__Work task__
In the article below about the BBVA Tower in Mexico City, why does the tower carry the design hallmarks of two different architecture firms?

__Document passage__

As colorful architecture of decades past gives way to contemporary, monochromatic, International Style buildings, one new tower at the center of Mexico City’s central business district stands out.
In Mexico, the home country of Luis Barragan and Frida Kahlo, color reigns supreme. From the rainbow-painted city of Mazatlan to Mexico City’s candy-colored neighborhoods, the country is awash in whimsical hues and associated heavenly symbolism.
Located where Paseo de la Reforma meets Chapultepec Park, the city’s answer to Manhattan’s Central Park, a colorful new tower — sheathed in a diagonal grid of deep purple and black with bold neon orange and fuchsia spiral staircases — houses the new Mexico City headquarters of BBVA Bancomer.
Soaring 50 stories above the city, BBVA Tower accommodates more than 4,500 bank employees, centralizing the firm’s operations. Produced via an alliance known as LegoRogers — a collaboration between Mexican firm Legorreta + Legorreta, led by architect Victor Legorreta, and London-based Rogers Stirk Harbour + Partners, led by Pritzker Prize-winning architect Richard Rogers — the tower incorporates the design hallmarks of its two parent firms. With a mutual appreciation for linearity, color, and form, the firms came together to realize a tower emblematic of their two design aesthetics and expansive, renowned portfolios, resulting in a building unlike any other.

Structured page parsing data
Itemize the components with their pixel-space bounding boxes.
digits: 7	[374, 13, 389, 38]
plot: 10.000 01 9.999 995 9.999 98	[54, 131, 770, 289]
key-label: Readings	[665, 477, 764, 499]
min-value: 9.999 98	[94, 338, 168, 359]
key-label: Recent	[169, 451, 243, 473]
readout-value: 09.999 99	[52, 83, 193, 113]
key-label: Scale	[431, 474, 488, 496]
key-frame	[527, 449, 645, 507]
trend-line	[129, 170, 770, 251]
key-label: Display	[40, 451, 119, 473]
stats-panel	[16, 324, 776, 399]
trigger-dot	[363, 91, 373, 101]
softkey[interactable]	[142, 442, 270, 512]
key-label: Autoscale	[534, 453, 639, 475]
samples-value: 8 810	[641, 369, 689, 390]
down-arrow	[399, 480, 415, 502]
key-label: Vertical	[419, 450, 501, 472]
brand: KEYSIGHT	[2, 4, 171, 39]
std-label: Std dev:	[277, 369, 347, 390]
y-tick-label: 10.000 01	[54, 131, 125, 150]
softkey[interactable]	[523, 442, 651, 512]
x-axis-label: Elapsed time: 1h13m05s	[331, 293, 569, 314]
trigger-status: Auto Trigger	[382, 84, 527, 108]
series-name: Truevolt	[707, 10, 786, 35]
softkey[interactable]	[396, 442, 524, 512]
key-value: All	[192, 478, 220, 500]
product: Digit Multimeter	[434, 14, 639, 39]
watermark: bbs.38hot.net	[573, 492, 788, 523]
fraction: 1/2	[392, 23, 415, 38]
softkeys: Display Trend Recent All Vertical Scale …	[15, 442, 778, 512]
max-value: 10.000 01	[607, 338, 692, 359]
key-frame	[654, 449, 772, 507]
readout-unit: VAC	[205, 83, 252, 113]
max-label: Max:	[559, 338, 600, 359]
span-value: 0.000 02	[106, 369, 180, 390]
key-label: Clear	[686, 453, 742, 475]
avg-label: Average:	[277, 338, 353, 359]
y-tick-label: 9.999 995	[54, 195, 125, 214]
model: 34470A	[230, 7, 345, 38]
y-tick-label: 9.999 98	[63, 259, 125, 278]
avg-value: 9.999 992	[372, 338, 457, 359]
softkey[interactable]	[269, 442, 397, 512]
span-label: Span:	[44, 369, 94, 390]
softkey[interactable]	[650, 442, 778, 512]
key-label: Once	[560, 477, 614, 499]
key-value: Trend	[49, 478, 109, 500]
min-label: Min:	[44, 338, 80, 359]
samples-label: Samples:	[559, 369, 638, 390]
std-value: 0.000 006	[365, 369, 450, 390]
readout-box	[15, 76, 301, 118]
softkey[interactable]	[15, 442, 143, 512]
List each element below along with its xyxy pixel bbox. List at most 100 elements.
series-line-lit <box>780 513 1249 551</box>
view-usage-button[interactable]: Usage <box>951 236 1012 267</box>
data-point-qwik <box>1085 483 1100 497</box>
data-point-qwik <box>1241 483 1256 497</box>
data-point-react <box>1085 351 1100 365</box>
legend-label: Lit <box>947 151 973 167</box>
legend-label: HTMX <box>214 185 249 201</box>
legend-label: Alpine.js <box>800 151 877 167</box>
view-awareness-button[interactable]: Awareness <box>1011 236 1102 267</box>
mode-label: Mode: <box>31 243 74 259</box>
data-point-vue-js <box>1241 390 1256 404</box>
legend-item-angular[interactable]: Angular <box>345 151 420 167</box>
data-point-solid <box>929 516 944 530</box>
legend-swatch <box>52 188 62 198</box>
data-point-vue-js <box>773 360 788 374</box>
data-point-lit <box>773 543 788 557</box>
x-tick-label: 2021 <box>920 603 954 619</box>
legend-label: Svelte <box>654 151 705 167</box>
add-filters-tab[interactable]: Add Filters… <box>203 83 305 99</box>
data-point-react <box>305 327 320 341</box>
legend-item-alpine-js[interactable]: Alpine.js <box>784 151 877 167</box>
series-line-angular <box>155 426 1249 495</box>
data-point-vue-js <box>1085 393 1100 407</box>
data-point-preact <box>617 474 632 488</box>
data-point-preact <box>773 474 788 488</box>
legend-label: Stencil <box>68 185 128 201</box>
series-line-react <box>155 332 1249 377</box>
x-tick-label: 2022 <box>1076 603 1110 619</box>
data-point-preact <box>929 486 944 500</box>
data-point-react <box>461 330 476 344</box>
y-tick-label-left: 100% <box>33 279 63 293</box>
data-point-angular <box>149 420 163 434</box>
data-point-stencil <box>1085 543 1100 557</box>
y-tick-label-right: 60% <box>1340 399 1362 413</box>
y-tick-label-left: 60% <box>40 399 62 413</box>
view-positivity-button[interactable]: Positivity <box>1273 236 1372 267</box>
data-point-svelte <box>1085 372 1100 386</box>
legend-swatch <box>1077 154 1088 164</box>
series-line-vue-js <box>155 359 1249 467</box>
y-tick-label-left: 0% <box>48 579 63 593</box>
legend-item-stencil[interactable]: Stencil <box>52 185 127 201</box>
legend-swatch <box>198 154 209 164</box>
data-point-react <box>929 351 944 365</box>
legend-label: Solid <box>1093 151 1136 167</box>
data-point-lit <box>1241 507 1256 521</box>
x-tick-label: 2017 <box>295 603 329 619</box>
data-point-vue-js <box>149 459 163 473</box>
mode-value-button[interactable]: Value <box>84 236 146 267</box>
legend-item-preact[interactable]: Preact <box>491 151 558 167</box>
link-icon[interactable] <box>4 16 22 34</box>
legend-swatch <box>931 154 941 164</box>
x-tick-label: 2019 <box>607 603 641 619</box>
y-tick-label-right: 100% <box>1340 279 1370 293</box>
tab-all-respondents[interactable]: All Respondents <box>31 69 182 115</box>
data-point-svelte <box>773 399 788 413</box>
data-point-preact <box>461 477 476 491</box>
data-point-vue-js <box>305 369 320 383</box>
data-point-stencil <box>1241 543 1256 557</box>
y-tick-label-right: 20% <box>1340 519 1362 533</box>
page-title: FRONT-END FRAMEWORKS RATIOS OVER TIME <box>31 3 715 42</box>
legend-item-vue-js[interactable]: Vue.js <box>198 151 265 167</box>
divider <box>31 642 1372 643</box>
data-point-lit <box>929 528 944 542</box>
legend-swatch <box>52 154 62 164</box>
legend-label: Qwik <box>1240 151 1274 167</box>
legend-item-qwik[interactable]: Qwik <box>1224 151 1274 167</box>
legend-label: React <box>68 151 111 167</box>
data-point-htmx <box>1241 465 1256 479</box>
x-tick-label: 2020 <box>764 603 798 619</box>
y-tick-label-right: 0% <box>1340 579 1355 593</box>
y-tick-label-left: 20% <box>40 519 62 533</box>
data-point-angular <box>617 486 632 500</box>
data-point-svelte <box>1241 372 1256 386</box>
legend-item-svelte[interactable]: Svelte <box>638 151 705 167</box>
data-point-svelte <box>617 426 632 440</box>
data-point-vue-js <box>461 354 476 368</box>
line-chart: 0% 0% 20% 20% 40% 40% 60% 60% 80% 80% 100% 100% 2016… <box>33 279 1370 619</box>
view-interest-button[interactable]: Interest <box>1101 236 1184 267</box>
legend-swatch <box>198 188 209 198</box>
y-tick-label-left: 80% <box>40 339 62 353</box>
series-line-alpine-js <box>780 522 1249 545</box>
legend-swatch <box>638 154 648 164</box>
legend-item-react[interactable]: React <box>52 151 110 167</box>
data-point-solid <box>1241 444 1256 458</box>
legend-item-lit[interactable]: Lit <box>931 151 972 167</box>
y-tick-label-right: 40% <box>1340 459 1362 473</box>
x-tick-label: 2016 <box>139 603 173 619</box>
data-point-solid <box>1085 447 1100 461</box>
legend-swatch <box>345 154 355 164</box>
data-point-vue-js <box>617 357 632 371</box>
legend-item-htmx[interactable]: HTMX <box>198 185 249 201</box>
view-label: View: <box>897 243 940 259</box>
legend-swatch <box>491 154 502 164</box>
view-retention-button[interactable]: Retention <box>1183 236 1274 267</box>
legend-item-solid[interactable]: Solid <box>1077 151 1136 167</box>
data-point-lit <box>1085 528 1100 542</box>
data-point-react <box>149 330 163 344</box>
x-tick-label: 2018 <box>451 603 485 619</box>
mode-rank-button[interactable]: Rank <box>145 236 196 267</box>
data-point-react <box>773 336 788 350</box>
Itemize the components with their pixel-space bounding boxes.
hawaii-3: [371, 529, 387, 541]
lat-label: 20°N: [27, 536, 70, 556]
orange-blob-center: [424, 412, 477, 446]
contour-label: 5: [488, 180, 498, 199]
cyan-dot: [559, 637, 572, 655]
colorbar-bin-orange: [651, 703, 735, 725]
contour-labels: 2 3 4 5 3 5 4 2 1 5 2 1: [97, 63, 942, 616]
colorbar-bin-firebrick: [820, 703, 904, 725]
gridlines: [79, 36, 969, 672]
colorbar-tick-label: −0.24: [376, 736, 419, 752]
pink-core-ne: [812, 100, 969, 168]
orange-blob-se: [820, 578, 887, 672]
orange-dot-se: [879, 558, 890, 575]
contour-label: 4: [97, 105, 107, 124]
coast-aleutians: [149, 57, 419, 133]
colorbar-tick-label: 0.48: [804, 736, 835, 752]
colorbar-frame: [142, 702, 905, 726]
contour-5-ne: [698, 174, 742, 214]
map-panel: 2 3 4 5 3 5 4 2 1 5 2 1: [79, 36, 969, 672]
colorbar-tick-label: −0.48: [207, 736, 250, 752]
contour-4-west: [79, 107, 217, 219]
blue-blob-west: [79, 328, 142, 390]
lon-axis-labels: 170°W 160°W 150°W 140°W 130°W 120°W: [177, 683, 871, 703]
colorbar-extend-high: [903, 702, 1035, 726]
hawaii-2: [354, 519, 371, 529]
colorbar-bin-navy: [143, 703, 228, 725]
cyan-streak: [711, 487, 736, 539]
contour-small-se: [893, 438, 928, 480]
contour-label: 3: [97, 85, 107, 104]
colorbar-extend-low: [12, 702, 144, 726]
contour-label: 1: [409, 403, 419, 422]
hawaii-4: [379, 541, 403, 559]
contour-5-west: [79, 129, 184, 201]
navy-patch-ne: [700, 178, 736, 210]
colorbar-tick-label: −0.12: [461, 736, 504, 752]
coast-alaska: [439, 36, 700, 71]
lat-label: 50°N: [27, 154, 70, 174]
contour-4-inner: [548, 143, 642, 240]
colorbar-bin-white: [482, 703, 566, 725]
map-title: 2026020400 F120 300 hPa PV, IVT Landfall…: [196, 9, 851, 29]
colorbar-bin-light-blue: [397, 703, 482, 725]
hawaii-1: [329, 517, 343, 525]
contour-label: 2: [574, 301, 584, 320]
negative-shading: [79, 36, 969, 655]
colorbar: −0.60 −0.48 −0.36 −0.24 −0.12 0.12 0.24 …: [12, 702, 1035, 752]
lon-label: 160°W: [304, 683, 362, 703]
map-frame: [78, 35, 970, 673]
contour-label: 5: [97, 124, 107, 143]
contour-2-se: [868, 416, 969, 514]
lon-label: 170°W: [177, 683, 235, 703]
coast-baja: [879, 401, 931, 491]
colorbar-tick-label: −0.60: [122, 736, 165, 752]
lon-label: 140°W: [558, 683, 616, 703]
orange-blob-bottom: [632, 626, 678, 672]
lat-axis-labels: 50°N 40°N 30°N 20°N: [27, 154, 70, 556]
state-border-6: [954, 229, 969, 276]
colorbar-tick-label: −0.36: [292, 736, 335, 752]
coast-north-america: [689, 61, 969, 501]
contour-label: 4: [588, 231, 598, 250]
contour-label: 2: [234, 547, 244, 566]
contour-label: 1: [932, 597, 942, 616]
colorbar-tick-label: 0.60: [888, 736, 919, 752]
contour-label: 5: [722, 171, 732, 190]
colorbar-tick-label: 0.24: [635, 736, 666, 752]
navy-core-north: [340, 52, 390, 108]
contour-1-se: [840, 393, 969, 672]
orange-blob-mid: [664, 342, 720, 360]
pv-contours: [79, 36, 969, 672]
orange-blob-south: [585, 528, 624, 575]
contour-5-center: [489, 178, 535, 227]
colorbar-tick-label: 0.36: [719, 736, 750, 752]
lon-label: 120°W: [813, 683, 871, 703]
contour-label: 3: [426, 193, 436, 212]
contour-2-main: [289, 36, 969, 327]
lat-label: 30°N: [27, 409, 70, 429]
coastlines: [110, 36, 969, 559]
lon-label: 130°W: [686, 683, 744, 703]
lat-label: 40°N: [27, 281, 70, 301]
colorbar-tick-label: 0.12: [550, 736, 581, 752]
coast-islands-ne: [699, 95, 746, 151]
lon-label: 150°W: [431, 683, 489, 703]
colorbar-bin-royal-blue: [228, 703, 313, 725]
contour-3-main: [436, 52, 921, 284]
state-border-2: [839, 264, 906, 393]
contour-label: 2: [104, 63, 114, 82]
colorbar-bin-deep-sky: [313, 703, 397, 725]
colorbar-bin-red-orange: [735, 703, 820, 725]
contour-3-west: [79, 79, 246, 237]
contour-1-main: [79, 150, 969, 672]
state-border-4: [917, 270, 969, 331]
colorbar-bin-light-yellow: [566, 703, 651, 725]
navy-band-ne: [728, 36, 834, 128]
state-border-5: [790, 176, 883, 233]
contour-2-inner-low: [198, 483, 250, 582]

__Answer space__
The tower was produced by LegoRogers, an alliance between the Mexican firm Legorreta + Legorreta and the London-based firm Rogers Stirk Harbour + Partners. Because the two firms designed it together, drawing on a shared appreciation for linearity, color, and form, the building reflects the aesthetics of both.